[Items from a data source]
..........

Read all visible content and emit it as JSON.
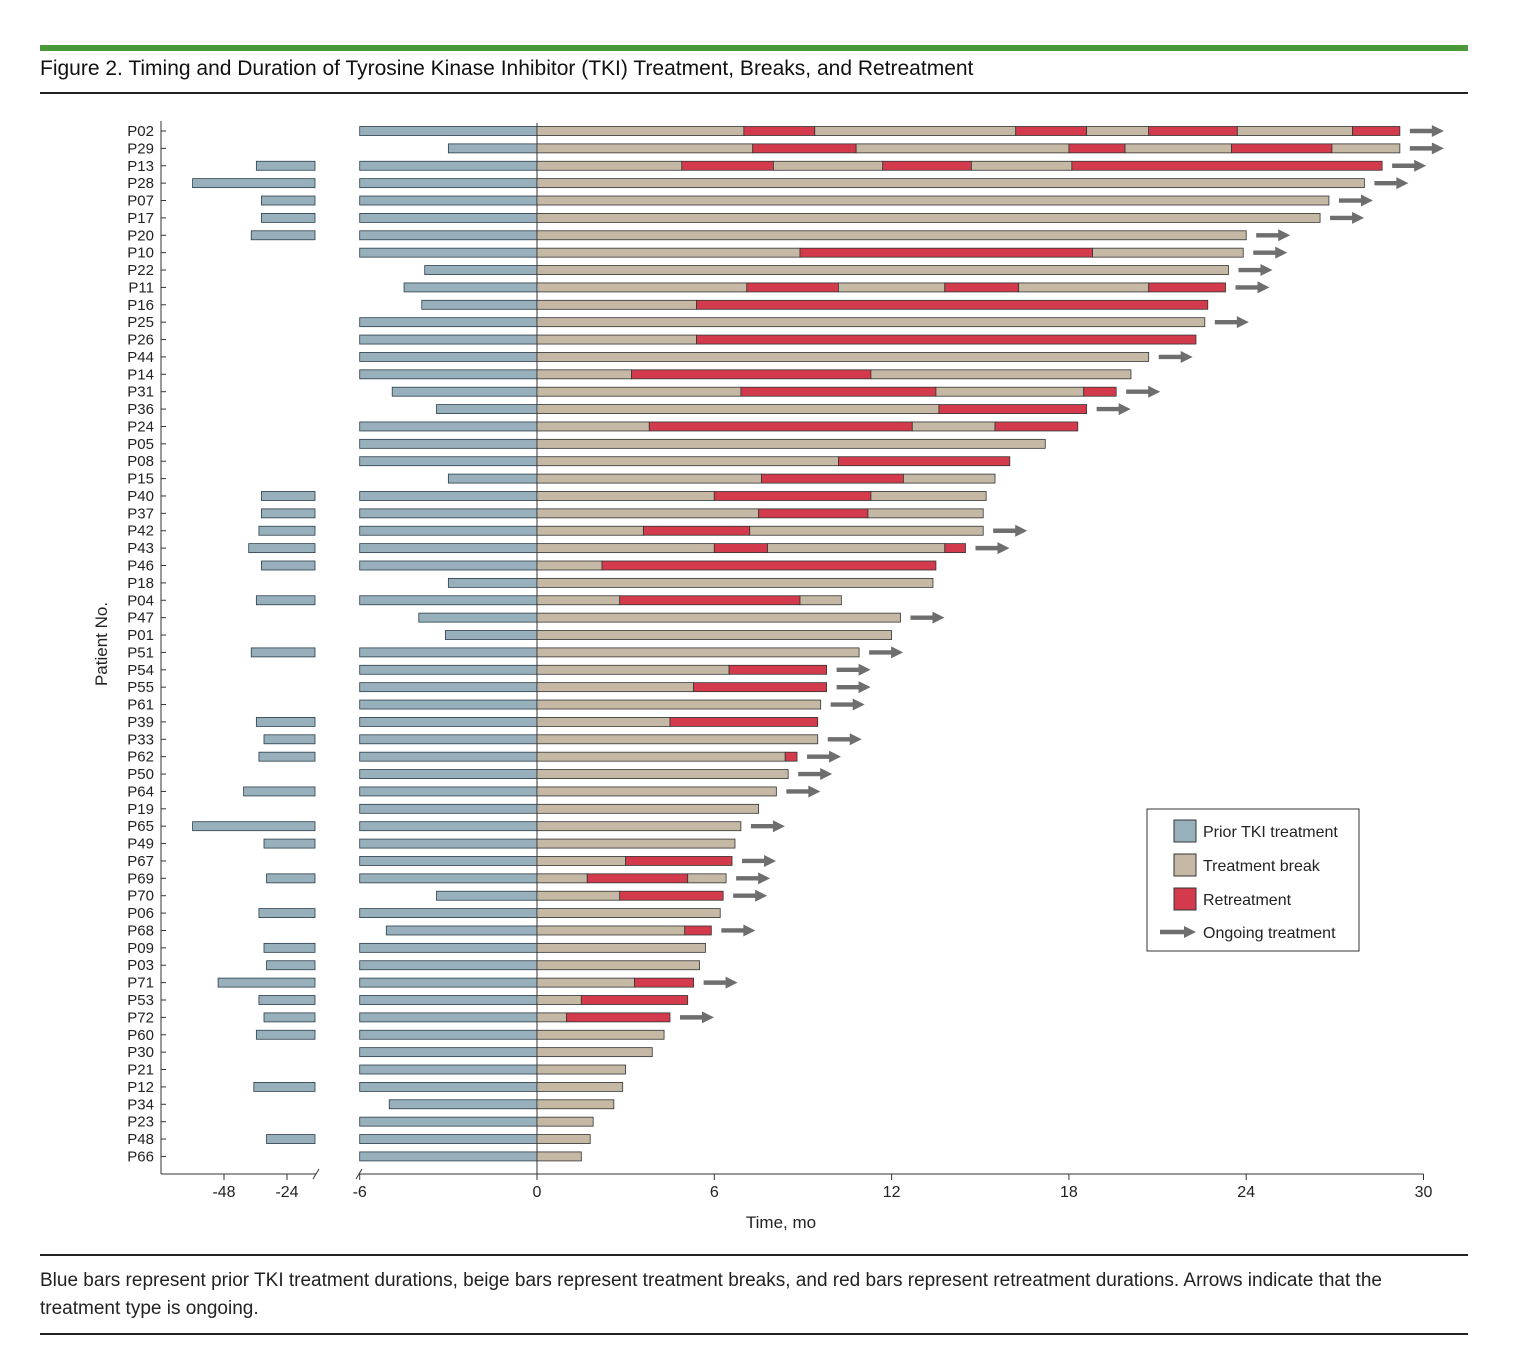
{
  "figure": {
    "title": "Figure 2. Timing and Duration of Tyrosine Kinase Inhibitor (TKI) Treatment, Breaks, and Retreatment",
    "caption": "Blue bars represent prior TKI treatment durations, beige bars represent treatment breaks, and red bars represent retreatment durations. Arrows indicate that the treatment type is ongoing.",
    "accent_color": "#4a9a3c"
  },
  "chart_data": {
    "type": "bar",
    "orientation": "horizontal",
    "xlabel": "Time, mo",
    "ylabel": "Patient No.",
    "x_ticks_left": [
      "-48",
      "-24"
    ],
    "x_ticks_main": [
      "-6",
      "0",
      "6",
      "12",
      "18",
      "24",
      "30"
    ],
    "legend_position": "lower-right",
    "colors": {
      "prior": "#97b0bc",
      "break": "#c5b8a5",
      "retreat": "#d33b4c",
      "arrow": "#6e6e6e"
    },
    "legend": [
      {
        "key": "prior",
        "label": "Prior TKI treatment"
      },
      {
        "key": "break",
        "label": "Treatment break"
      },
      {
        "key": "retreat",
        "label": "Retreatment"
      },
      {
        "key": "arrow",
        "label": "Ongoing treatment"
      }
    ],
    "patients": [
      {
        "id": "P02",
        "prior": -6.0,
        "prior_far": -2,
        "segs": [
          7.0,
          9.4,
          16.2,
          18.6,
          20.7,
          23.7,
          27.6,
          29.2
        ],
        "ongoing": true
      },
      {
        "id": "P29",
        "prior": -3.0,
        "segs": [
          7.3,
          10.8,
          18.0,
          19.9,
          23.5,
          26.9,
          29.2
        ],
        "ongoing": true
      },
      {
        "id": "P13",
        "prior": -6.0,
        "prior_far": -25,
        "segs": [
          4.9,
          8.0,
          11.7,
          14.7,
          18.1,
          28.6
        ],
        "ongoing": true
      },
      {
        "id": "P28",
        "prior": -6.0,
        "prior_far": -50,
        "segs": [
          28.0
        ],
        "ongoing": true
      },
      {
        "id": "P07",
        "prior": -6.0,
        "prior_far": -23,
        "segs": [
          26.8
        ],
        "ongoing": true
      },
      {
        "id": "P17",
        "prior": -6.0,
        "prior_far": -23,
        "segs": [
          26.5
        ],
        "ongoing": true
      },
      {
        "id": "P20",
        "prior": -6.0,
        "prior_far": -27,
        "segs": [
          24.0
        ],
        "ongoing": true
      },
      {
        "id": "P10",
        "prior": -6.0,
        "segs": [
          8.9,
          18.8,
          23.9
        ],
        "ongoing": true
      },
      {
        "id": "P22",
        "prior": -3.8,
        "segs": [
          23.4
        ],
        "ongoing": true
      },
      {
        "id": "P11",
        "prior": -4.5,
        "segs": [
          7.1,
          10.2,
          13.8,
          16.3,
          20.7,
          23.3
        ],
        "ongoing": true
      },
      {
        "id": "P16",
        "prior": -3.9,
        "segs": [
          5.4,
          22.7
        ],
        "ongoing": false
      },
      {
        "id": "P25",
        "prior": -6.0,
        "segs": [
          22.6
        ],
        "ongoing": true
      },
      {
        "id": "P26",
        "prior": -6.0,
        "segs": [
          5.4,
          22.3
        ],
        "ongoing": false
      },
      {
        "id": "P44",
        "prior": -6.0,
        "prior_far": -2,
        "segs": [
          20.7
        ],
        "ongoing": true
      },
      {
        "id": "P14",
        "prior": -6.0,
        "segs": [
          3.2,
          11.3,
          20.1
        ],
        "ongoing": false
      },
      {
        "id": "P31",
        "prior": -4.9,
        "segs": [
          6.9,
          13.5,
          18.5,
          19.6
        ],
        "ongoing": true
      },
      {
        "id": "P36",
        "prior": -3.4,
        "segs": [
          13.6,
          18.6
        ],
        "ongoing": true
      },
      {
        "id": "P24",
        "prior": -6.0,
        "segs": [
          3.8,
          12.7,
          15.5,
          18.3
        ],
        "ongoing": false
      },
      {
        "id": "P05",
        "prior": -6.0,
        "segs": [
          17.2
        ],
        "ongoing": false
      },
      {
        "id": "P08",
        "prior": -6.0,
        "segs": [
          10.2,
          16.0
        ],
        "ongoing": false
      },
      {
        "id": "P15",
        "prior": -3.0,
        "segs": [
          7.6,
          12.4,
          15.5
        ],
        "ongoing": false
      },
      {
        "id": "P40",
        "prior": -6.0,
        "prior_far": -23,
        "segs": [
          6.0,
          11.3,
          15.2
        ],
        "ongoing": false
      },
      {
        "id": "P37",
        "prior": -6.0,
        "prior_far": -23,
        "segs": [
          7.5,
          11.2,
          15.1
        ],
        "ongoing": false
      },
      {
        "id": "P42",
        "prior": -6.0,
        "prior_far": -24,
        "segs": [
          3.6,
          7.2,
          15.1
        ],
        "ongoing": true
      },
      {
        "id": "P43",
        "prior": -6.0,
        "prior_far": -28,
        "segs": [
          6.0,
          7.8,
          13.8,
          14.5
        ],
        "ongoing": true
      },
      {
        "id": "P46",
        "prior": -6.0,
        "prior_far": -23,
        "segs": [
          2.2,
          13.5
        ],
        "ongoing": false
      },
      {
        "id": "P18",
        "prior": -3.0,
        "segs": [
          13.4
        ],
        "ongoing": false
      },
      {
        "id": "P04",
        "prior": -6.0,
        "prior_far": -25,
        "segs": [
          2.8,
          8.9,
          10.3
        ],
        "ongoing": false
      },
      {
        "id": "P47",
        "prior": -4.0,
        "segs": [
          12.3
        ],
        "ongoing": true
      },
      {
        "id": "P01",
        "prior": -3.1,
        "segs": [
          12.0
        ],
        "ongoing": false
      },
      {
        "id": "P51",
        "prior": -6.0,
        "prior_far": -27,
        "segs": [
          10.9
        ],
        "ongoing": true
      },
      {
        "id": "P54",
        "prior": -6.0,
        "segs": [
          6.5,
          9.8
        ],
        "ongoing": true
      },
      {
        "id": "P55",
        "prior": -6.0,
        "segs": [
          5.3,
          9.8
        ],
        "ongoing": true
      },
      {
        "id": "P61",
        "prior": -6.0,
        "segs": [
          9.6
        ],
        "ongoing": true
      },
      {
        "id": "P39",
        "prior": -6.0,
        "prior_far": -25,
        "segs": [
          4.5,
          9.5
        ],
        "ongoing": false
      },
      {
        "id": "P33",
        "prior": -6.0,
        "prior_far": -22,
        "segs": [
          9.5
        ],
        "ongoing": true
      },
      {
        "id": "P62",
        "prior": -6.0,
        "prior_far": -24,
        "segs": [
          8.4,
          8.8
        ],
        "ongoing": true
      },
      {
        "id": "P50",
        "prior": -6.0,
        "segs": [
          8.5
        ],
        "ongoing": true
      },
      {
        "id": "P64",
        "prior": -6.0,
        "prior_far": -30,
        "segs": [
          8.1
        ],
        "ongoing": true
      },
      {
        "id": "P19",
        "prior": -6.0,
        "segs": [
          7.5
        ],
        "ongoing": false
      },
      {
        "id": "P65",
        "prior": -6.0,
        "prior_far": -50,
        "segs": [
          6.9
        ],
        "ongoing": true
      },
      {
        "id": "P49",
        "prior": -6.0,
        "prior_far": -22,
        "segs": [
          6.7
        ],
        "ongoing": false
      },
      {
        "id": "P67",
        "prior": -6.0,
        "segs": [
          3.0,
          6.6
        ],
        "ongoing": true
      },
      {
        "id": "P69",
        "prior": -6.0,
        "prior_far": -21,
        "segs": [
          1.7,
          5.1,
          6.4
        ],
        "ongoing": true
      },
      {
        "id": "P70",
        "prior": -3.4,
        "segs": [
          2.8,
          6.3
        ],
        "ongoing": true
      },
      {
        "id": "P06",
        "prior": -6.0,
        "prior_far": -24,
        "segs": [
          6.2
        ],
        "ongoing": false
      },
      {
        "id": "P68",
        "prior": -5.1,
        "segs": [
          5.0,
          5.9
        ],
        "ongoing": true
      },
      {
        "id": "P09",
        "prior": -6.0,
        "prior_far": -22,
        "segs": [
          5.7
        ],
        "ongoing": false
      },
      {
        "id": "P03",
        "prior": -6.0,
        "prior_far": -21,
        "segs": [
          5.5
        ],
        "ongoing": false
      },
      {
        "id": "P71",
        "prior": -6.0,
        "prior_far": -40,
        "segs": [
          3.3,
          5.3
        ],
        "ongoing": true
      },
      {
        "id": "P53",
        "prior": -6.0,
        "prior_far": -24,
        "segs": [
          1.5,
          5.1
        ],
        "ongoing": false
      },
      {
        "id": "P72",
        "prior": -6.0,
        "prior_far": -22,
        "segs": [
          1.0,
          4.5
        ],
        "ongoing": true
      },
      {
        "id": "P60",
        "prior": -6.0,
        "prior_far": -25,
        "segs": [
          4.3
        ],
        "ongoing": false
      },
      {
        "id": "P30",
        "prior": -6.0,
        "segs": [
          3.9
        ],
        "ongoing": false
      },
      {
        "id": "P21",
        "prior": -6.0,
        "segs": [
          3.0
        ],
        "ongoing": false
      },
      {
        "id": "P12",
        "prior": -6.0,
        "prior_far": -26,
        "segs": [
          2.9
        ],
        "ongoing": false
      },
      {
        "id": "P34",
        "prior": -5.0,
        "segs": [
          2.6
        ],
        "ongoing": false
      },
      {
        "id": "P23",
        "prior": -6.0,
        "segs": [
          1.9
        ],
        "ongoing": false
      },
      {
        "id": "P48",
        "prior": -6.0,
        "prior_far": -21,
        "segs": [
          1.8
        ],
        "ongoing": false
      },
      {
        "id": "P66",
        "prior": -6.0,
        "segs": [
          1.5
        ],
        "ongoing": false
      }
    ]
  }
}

..........

WHAT THE TASK ASKS:
Please say how many lines in the records above contain the word "type", and give only that number.

FINISHED EXERCISE:
2